Stored data
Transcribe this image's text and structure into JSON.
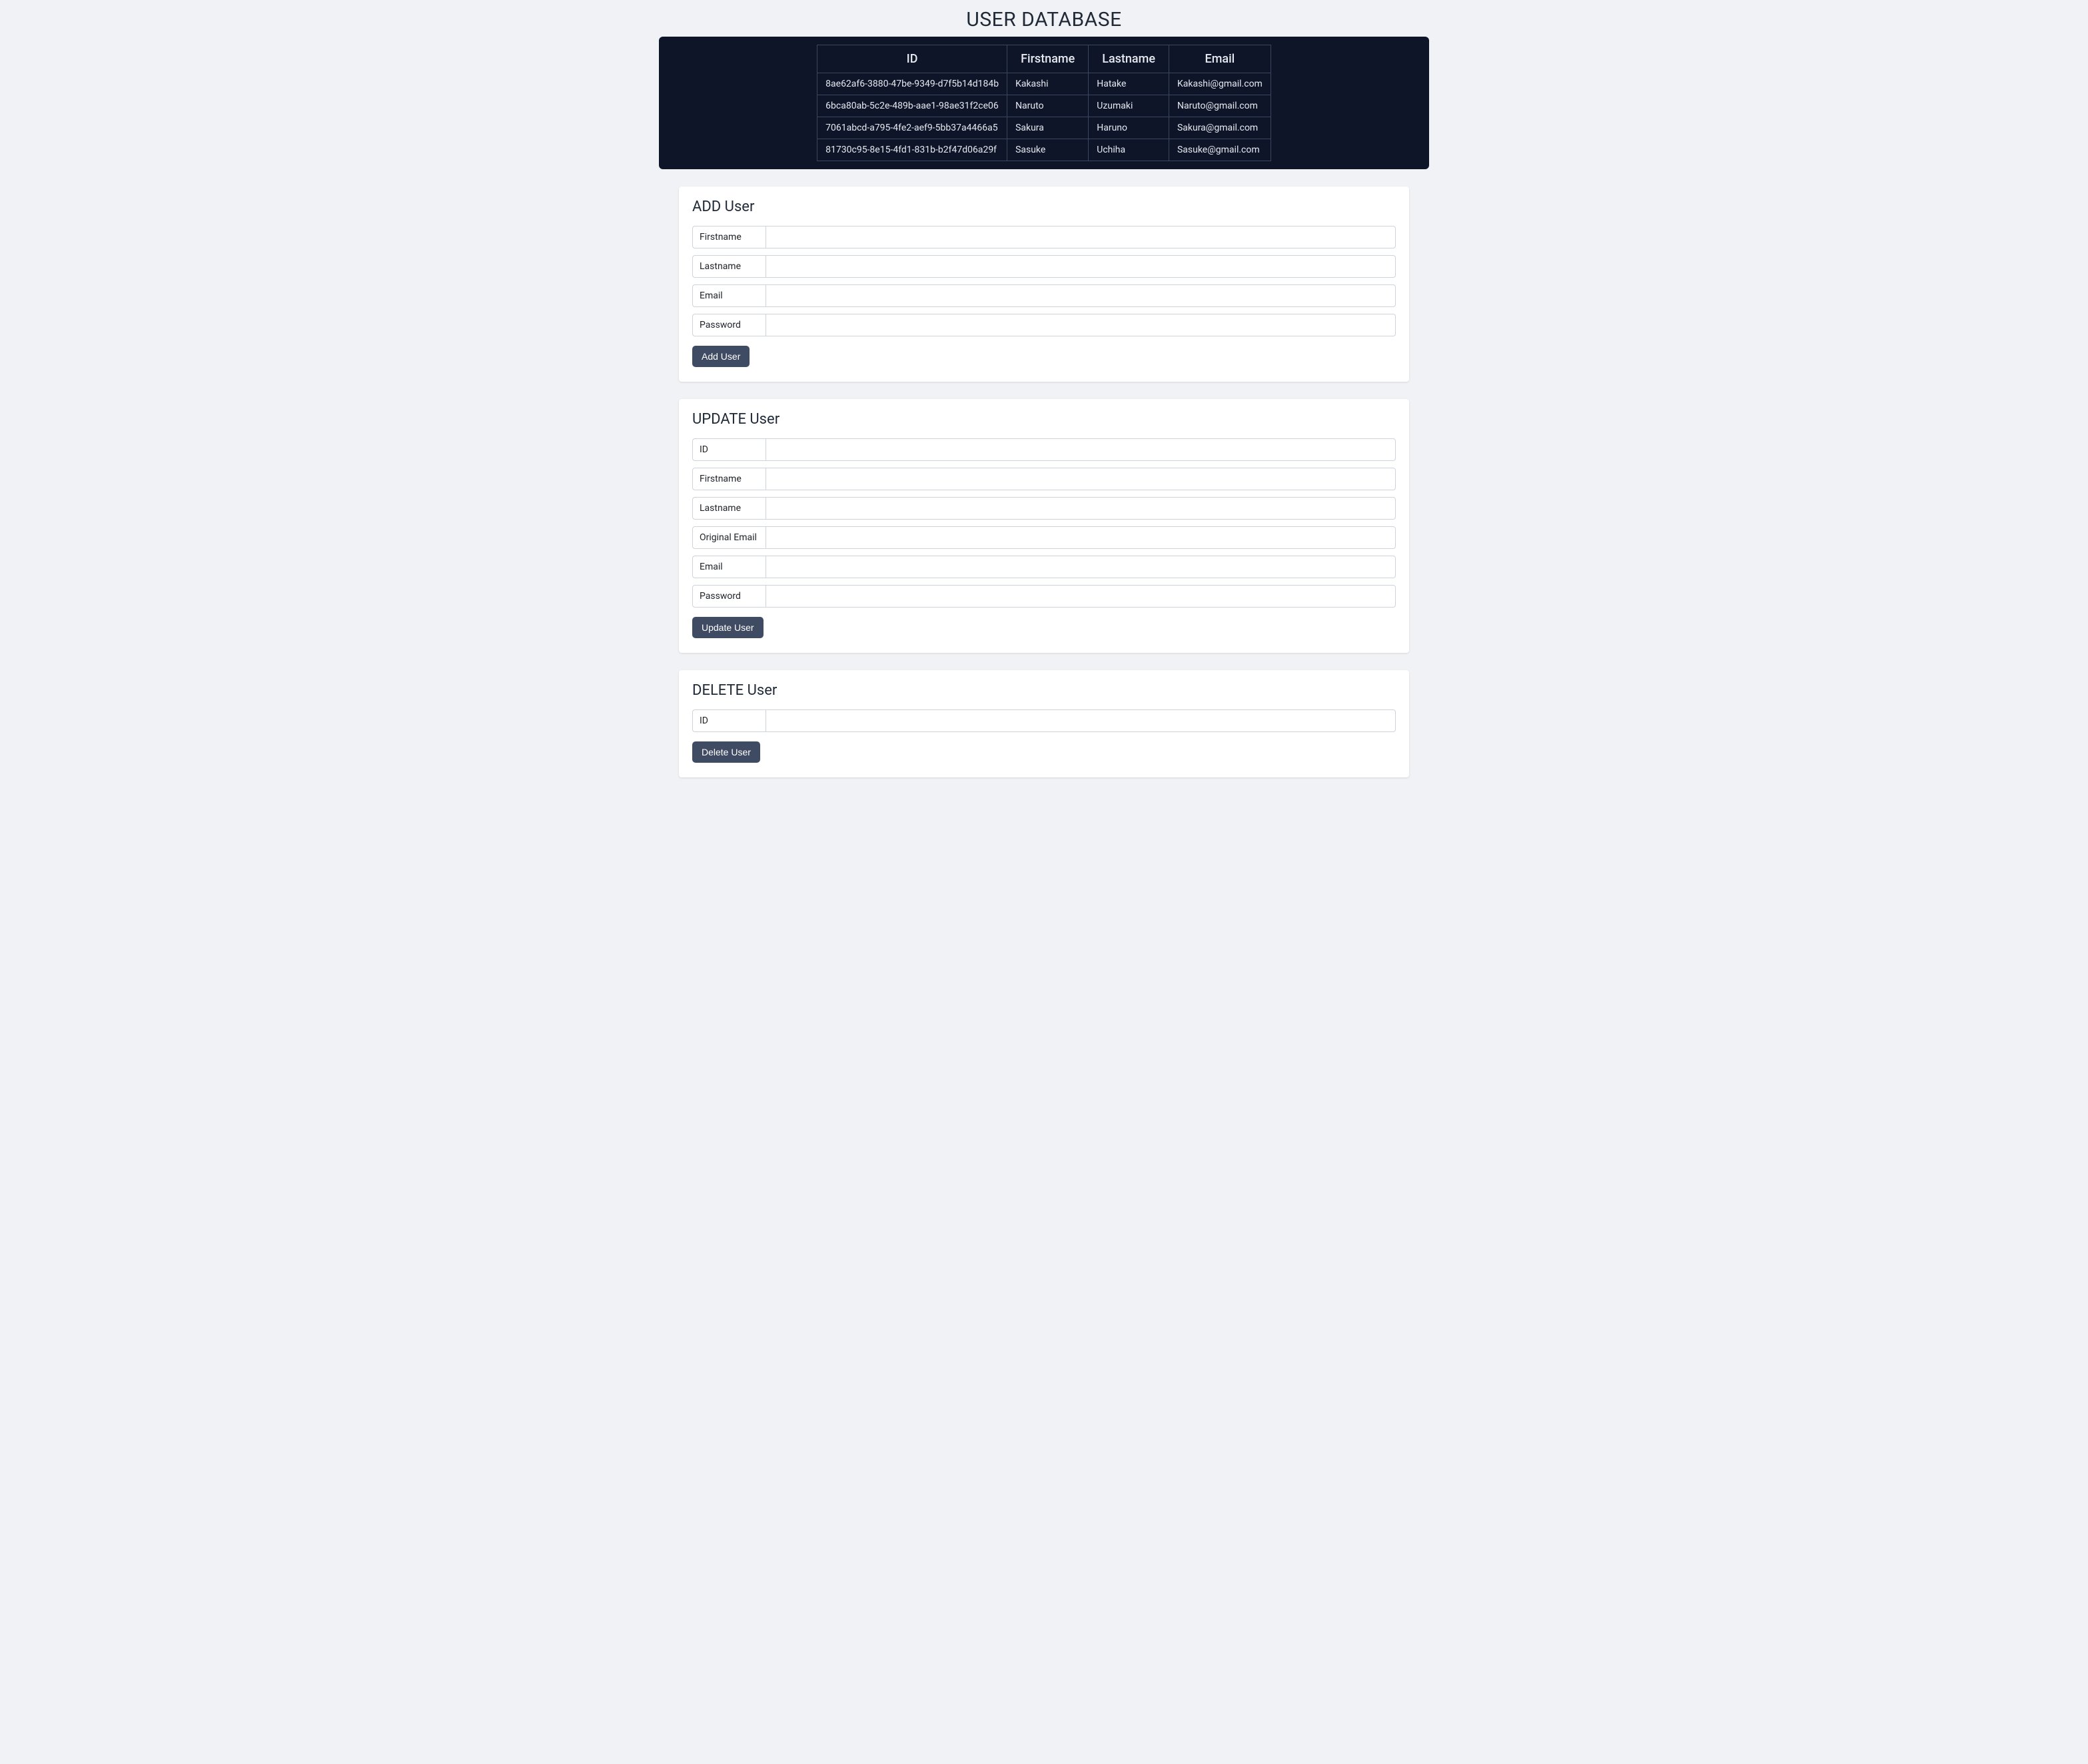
{
  "page": {
    "title": "USER DATABASE"
  },
  "table": {
    "headers": {
      "id": "ID",
      "firstname": "Firstname",
      "lastname": "Lastname",
      "email": "Email"
    },
    "rows": [
      {
        "id": "8ae62af6-3880-47be-9349-d7f5b14d184b",
        "firstname": "Kakashi",
        "lastname": "Hatake",
        "email": "Kakashi@gmail.com"
      },
      {
        "id": "6bca80ab-5c2e-489b-aae1-98ae31f2ce06",
        "firstname": "Naruto",
        "lastname": "Uzumaki",
        "email": "Naruto@gmail.com"
      },
      {
        "id": "7061abcd-a795-4fe2-aef9-5bb37a4466a5",
        "firstname": "Sakura",
        "lastname": "Haruno",
        "email": "Sakura@gmail.com"
      },
      {
        "id": "81730c95-8e15-4fd1-831b-b2f47d06a29f",
        "firstname": "Sasuke",
        "lastname": "Uchiha",
        "email": "Sasuke@gmail.com"
      }
    ]
  },
  "forms": {
    "add": {
      "title": "ADD User",
      "labels": {
        "firstname": "Firstname",
        "lastname": "Lastname",
        "email": "Email",
        "password": "Password"
      },
      "values": {
        "firstname": "",
        "lastname": "",
        "email": "",
        "password": ""
      },
      "button": "Add User"
    },
    "update": {
      "title": "UPDATE User",
      "labels": {
        "id": "ID",
        "firstname": "Firstname",
        "lastname": "Lastname",
        "original_email": "Original Email",
        "email": "Email",
        "password": "Password"
      },
      "values": {
        "id": "",
        "firstname": "",
        "lastname": "",
        "original_email": "",
        "email": "",
        "password": ""
      },
      "button": "Update User"
    },
    "delete": {
      "title": "DELETE User",
      "labels": {
        "id": "ID"
      },
      "values": {
        "id": ""
      },
      "button": "Delete User"
    }
  }
}
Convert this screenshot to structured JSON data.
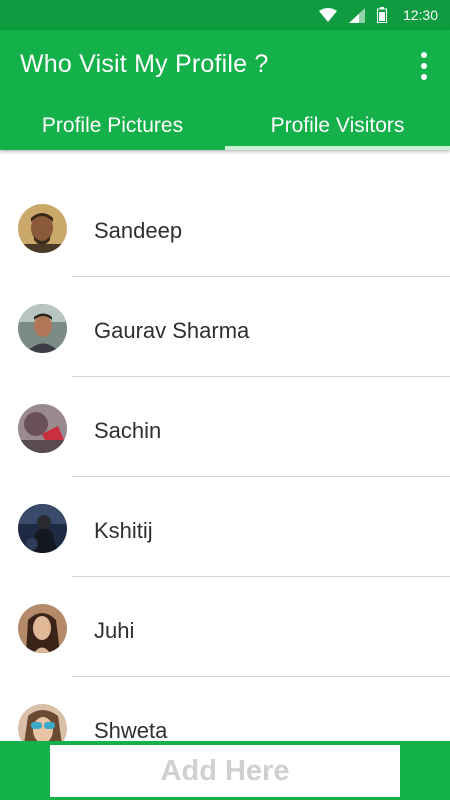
{
  "status_bar": {
    "time": "12:30",
    "icons": [
      "wifi-icon",
      "signal-icon",
      "battery-icon"
    ],
    "background": "#0f9b40"
  },
  "app_bar": {
    "title": "Who Visit My Profile ?",
    "menu_icon": "more-vert-icon",
    "background": "#14b04a"
  },
  "tabs": [
    {
      "label": "Profile Pictures",
      "active": false
    },
    {
      "label": "Profile Visitors",
      "active": true
    }
  ],
  "visitors": [
    {
      "name": "Sandeep"
    },
    {
      "name": "Gaurav Sharma"
    },
    {
      "name": "Sachin"
    },
    {
      "name": "Kshitij"
    },
    {
      "name": "Juhi"
    },
    {
      "name": "Shweta"
    }
  ],
  "ad_banner": {
    "label": "Add Here"
  }
}
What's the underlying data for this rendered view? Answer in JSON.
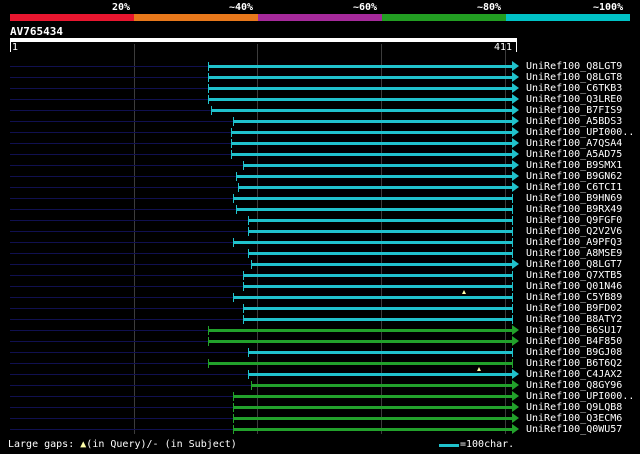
{
  "scale": {
    "segments": [
      {
        "color": "#e8162f"
      },
      {
        "color": "#e8781b"
      },
      {
        "color": "#a62a9b"
      },
      {
        "color": "#229e22"
      },
      {
        "color": "#00c2c6"
      }
    ],
    "labels": [
      "20%",
      "~40%",
      "~60%",
      "~80%",
      "~100%"
    ]
  },
  "query": {
    "id": "AV765434",
    "start": "1",
    "end": "411",
    "length": 411
  },
  "colors": {
    "background": "#000000",
    "ruler": "#ffffff",
    "gridline": "#444444",
    "unaligned_line": "#101050",
    "hit_cyan": "#20c2cc",
    "hit_green": "#22a12b",
    "gap_marker": "#ffffaa",
    "text": "#ffffff"
  },
  "hits": [
    {
      "label": "UniRef100_Q8LGT9",
      "start": 0.395,
      "color": "cyan",
      "arrow": true
    },
    {
      "label": "UniRef100_Q8LGT8",
      "start": 0.395,
      "color": "cyan",
      "arrow": true
    },
    {
      "label": "UniRef100_C6TKB3",
      "start": 0.395,
      "color": "cyan",
      "arrow": true
    },
    {
      "label": "UniRef100_Q3LRE0",
      "start": 0.395,
      "color": "cyan",
      "arrow": true
    },
    {
      "label": "UniRef100_B7FIS9",
      "start": 0.4,
      "color": "cyan",
      "arrow": true
    },
    {
      "label": "UniRef100_A5BDS3",
      "start": 0.445,
      "color": "cyan",
      "arrow": true
    },
    {
      "label": "UniRef100_UPI000..",
      "start": 0.44,
      "color": "cyan",
      "arrow": true
    },
    {
      "label": "UniRef100_A7QSA4",
      "start": 0.44,
      "color": "cyan",
      "arrow": true
    },
    {
      "label": "UniRef100_A5AD75",
      "start": 0.44,
      "color": "cyan",
      "arrow": true
    },
    {
      "label": "UniRef100_B9SMX1",
      "start": 0.465,
      "color": "cyan",
      "arrow": true
    },
    {
      "label": "UniRef100_B9GN62",
      "start": 0.45,
      "color": "cyan",
      "arrow": true
    },
    {
      "label": "UniRef100_C6TCI1",
      "start": 0.455,
      "color": "cyan",
      "arrow": true
    },
    {
      "label": "UniRef100_B9HN69",
      "start": 0.445,
      "color": "cyan",
      "arrow": false
    },
    {
      "label": "UniRef100_B9RX49",
      "start": 0.45,
      "color": "cyan",
      "arrow": false
    },
    {
      "label": "UniRef100_Q9FGF0",
      "start": 0.475,
      "color": "cyan",
      "arrow": false
    },
    {
      "label": "UniRef100_Q2V2V6",
      "start": 0.475,
      "color": "cyan",
      "arrow": false
    },
    {
      "label": "UniRef100_A9PFQ3",
      "start": 0.445,
      "color": "cyan",
      "arrow": false
    },
    {
      "label": "UniRef100_A8MSE9",
      "start": 0.475,
      "color": "cyan",
      "arrow": false
    },
    {
      "label": "UniRef100_Q8LGT7",
      "start": 0.48,
      "color": "cyan",
      "arrow": true
    },
    {
      "label": "UniRef100_Q7XTB5",
      "start": 0.465,
      "color": "cyan",
      "arrow": false
    },
    {
      "label": "UniRef100_Q01N46",
      "start": 0.465,
      "color": "cyan",
      "arrow": false
    },
    {
      "label": "UniRef100_C5YB89",
      "start": 0.445,
      "color": "cyan",
      "arrow": false,
      "gap_at": 0.905
    },
    {
      "label": "UniRef100_B9FD02",
      "start": 0.465,
      "color": "cyan",
      "arrow": false
    },
    {
      "label": "UniRef100_B8ATY2",
      "start": 0.465,
      "color": "cyan",
      "arrow": false
    },
    {
      "label": "UniRef100_B6SU17",
      "start": 0.395,
      "color": "green",
      "arrow": true
    },
    {
      "label": "UniRef100_B4F850",
      "start": 0.395,
      "color": "green",
      "arrow": true
    },
    {
      "label": "UniRef100_B9GJ08",
      "start": 0.475,
      "color": "cyan",
      "arrow": false
    },
    {
      "label": "UniRef100_B6T6Q2",
      "start": 0.395,
      "color": "green",
      "arrow": false
    },
    {
      "label": "UniRef100_C4JAX2",
      "start": 0.475,
      "color": "cyan",
      "arrow": true,
      "gap_at": 0.935
    },
    {
      "label": "UniRef100_Q8GY96",
      "start": 0.48,
      "color": "green",
      "arrow": true
    },
    {
      "label": "UniRef100_UPI000..",
      "start": 0.445,
      "color": "green",
      "arrow": true
    },
    {
      "label": "UniRef100_Q9LQB8",
      "start": 0.445,
      "color": "green",
      "arrow": true
    },
    {
      "label": "UniRef100_Q3ECM6",
      "start": 0.445,
      "color": "green",
      "arrow": true
    },
    {
      "label": "UniRef100_Q0WU57",
      "start": 0.445,
      "color": "green",
      "arrow": true
    }
  ],
  "footer": {
    "gaps_label": "Large gaps:",
    "gaps_query": "(in Query)/",
    "gaps_subject": "- (in Subject)",
    "legend_text": "=100char."
  }
}
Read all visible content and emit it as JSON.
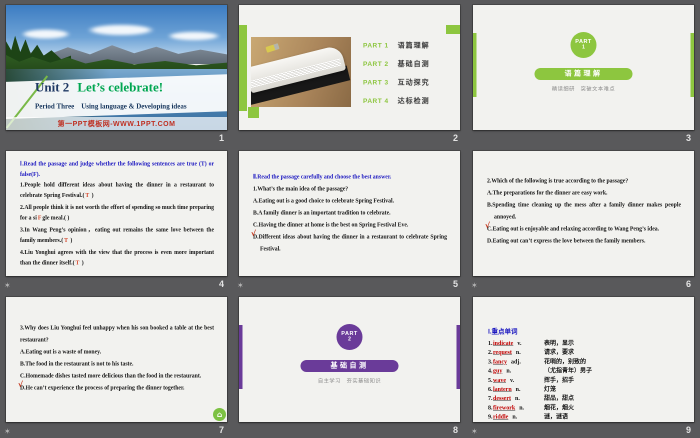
{
  "page_numbers": [
    "1",
    "2",
    "3",
    "4",
    "5",
    "6",
    "7",
    "8",
    "9"
  ],
  "star": "✶",
  "colors": {
    "canvas_bg": "#59595b",
    "slide_bg": "#f2f2ef",
    "green_accent": "#8dc63f",
    "purple_accent": "#6a3b99",
    "heading_blue": "#1a16c0",
    "answer_red": "#d5472c",
    "word_red": "#c00000",
    "navy": "#1f3864",
    "title_green": "#00a651"
  },
  "slide1": {
    "unit": "Unit 2",
    "title": "Let’s celebrate!",
    "period": "Period Three    Using language & Developing ideas",
    "watermark": "第一PPT模板网-WWW.1PPT.COM"
  },
  "slide2": {
    "parts": [
      {
        "label": "PART 1",
        "title": "语篇理解"
      },
      {
        "label": "PART 2",
        "title": "基础自测"
      },
      {
        "label": "PART 3",
        "title": "互动探究"
      },
      {
        "label": "PART 4",
        "title": "达标检测"
      }
    ]
  },
  "slide3": {
    "part": "PART",
    "num": "1",
    "title": "语篇理解",
    "subtitle": "精读细研　突破文本难点"
  },
  "slide4": {
    "heading": "Ⅰ.Read the passage and judge whether the following sentences are true (T) or false(F).",
    "items": [
      {
        "segs": [
          {
            "t": "1.People hold different ideas about having the dinner in a restaurant to celebrate Spring Festival.("
          },
          {
            "t": "T"
          },
          {
            "t": " )"
          }
        ]
      },
      {
        "segs": [
          {
            "t": "2.All people think it is not worth the effort of spending so much time preparing for a si"
          },
          {
            "t": "F"
          },
          {
            "t": "gle meal.(   )"
          }
        ]
      },
      {
        "segs": [
          {
            "t": "3.In Wang Peng’s opinion，eating out remains the same love between the family members.("
          },
          {
            "t": "T"
          },
          {
            "t": " )"
          }
        ]
      },
      {
        "segs": [
          {
            "t": "4.Liu Yonghui agrees with the view that the process is even more important than the dinner itself.("
          },
          {
            "t": "T"
          },
          {
            "t": " )"
          }
        ]
      }
    ]
  },
  "slide5": {
    "heading": "Ⅱ.Read the passage carefully and choose the best answer.",
    "question": "1.What’s the main idea of the passage?",
    "options": [
      {
        "check": "",
        "text": "A.Eating out is a good choice to celebrate Spring Festival."
      },
      {
        "check": "",
        "text": "B.A family dinner is an important tradition to celebrate."
      },
      {
        "check": "",
        "text": "C.Having the dinner at home is the best on Spring Festival Eve."
      },
      {
        "check": "√",
        "text": "D.Different ideas about having the dinner in a restaurant to celebrate Spring Festival."
      }
    ]
  },
  "slide6": {
    "question": "2.Which of the following is true according to the passage?",
    "options": [
      {
        "check": "",
        "text": "A.The preparations for the dinner are easy work."
      },
      {
        "check": "",
        "text": "B.Spending time cleaning up the mess after a family dinner makes people annoyed."
      },
      {
        "check": "√",
        "text": "C.Eating out is enjoyable and relaxing according to Wang Peng’s idea."
      },
      {
        "check": "",
        "text": "D.Eating out can’t express the love between the family members."
      }
    ]
  },
  "slide7": {
    "question": "3.Why does Liu Yonghui feel unhappy when his son booked a table at the best restaurant?",
    "options": [
      {
        "check": "",
        "text": "A.Eating out is a waste of money."
      },
      {
        "check": "",
        "text": "B.The food in the restaurant is not to his taste."
      },
      {
        "check": "",
        "text": "C.Homemade dishes tasted more delicious than the food in the restaurant."
      },
      {
        "check": "√",
        "text": "D.He can’t experience the process of preparing the dinner together."
      }
    ],
    "home_icon": "⌂"
  },
  "slide8": {
    "part": "PART",
    "num": "2",
    "title": "基础自测",
    "subtitle": "自主学习　夯实基础知识"
  },
  "slide9": {
    "heading": "Ⅰ.重点单词",
    "words": [
      {
        "no": "1.",
        "word": "indicate",
        "pos": "v.",
        "cn": "表明，显示"
      },
      {
        "no": "2.",
        "word": "request",
        "pos": "n.",
        "cn": "请求，要求"
      },
      {
        "no": "3.",
        "word": "fancy",
        "pos": "adj.",
        "cn": "花哨的，别致的"
      },
      {
        "no": "4.",
        "word": "guy",
        "pos": "n.",
        "cn": "（尤指青年）男子"
      },
      {
        "no": "5.",
        "word": "wave",
        "pos": "v.",
        "cn": "挥手，招手"
      },
      {
        "no": "6.",
        "word": "lantern",
        "pos": "n.",
        "cn": "灯笼"
      },
      {
        "no": "7.",
        "word": "dessert",
        "pos": "n.",
        "cn": "甜品，甜点"
      },
      {
        "no": "8.",
        "word": "firework",
        "pos": "n.",
        "cn": "烟花，烟火"
      },
      {
        "no": "9.",
        "word": "riddle",
        "pos": "n.",
        "cn": "谜，谜语"
      }
    ]
  }
}
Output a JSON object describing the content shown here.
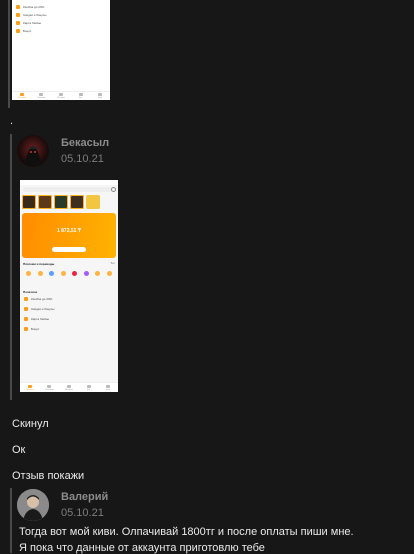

__Goal__
Look through the lines above and collect those with the word "members".

__Reply to the task__
            "t": "3.In Wang Peng’s opinion，eating out remains the same love between the family members.("
        "text": "D.Eating out can’t express the love between the family members."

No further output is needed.